» Data to use

START

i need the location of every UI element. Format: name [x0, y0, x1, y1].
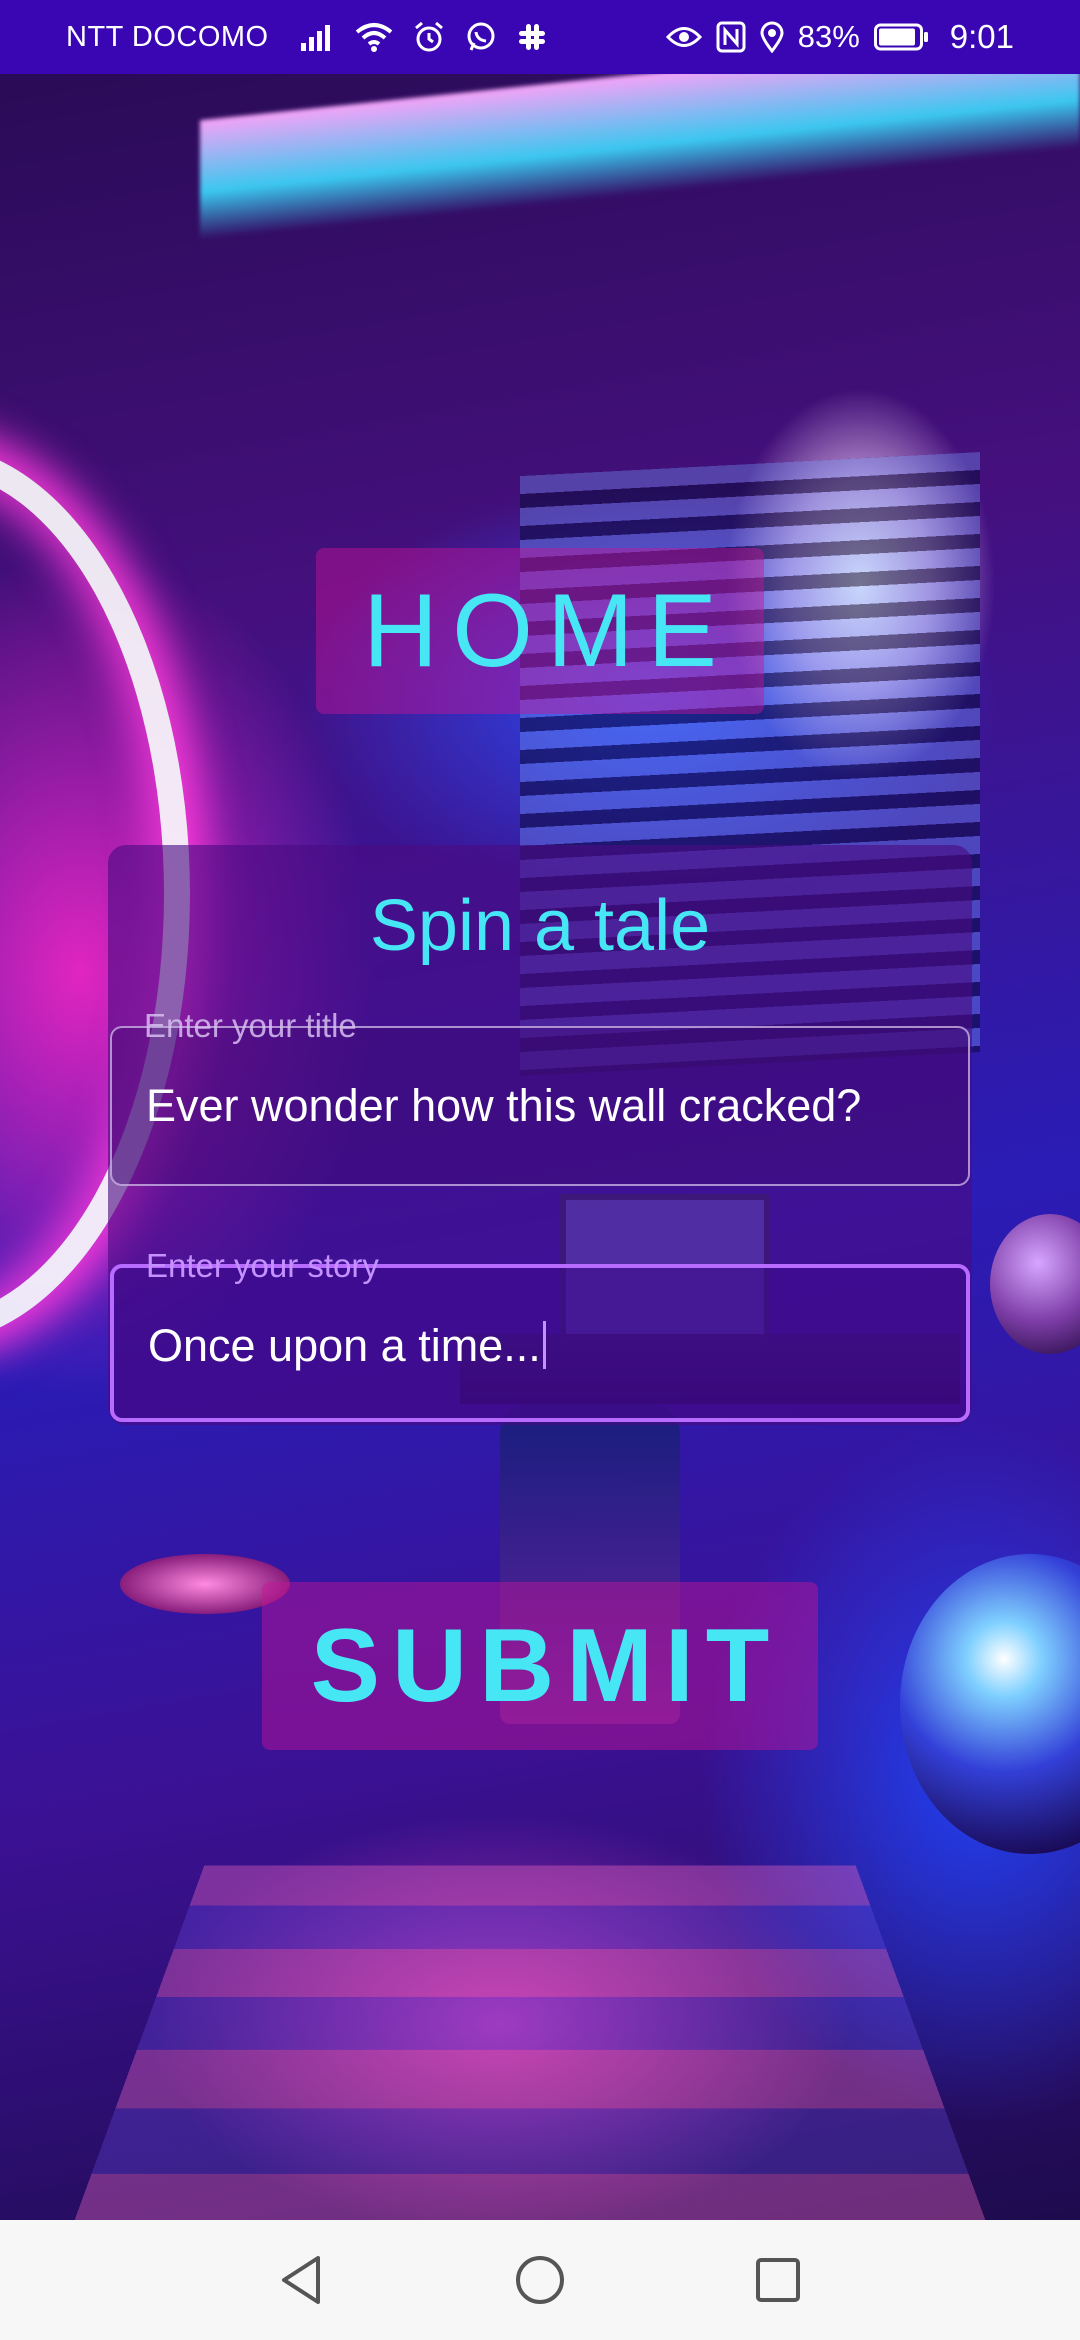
alarm-icon — [413, 21, 445, 53]
chrome-sphere — [900, 1554, 1080, 1854]
location-icon — [760, 21, 784, 53]
title-input[interactable]: Enter your title Ever wonder how this wa… — [110, 1007, 970, 1186]
story-input-value[interactable]: Once upon a time... — [148, 1320, 541, 1371]
whatsapp-icon — [465, 21, 497, 53]
carrier-name: NTT DOCOMO — [66, 20, 269, 53]
ceiling-light — [200, 74, 1080, 241]
recents-square-icon[interactable] — [743, 2245, 813, 2315]
eye-icon — [665, 24, 702, 50]
battery-icon — [873, 23, 930, 51]
story-input[interactable]: Enter your story Once upon a time... — [110, 1247, 970, 1422]
story-input-label: Enter your story — [136, 1244, 389, 1288]
wifi-icon — [355, 22, 393, 52]
signal-icon — [300, 23, 335, 51]
system-navigation-bar — [0, 2220, 1080, 2340]
title-input-label: Enter your title — [134, 1004, 367, 1048]
striped-rug — [74, 1865, 986, 2220]
nfc-icon — [716, 21, 746, 53]
status-right: 83% 9:01 — [665, 18, 1014, 56]
home-circle-icon[interactable] — [505, 2245, 575, 2315]
status-bar: NTT DOCOMO 83% 9:01 — [0, 0, 1080, 74]
clock: 9:01 — [949, 18, 1014, 55]
story-input-value-wrap[interactable]: Once upon a time... — [148, 1320, 546, 1372]
slack-icon — [517, 22, 547, 52]
title-input-value[interactable]: Ever wonder how this wall cracked? — [146, 1080, 861, 1132]
status-left: NTT DOCOMO — [66, 21, 666, 54]
back-icon[interactable] — [267, 2245, 337, 2315]
battery-percent: 83% — [797, 19, 860, 54]
submit-button[interactable]: SUBMIT — [262, 1582, 818, 1750]
glitter-sphere — [990, 1214, 1080, 1354]
text-cursor — [542, 1321, 546, 1369]
form-heading: Spin a tale — [369, 886, 711, 966]
home-button[interactable]: HOME — [316, 548, 764, 714]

END

» Problem requirements
Find every line above that contains the string "Enter", matching case exactly, and copy each of those lines in full.

» Expected output
title-input[interactable]: Enter your title Ever wonder how this wa… — [110, 1007, 970, 1186]
story-input[interactable]: Enter your story Once upon a time... — [110, 1247, 970, 1422]
story-input-label: Enter your story — [136, 1244, 389, 1288]
title-input-label: Enter your title — [134, 1004, 367, 1048]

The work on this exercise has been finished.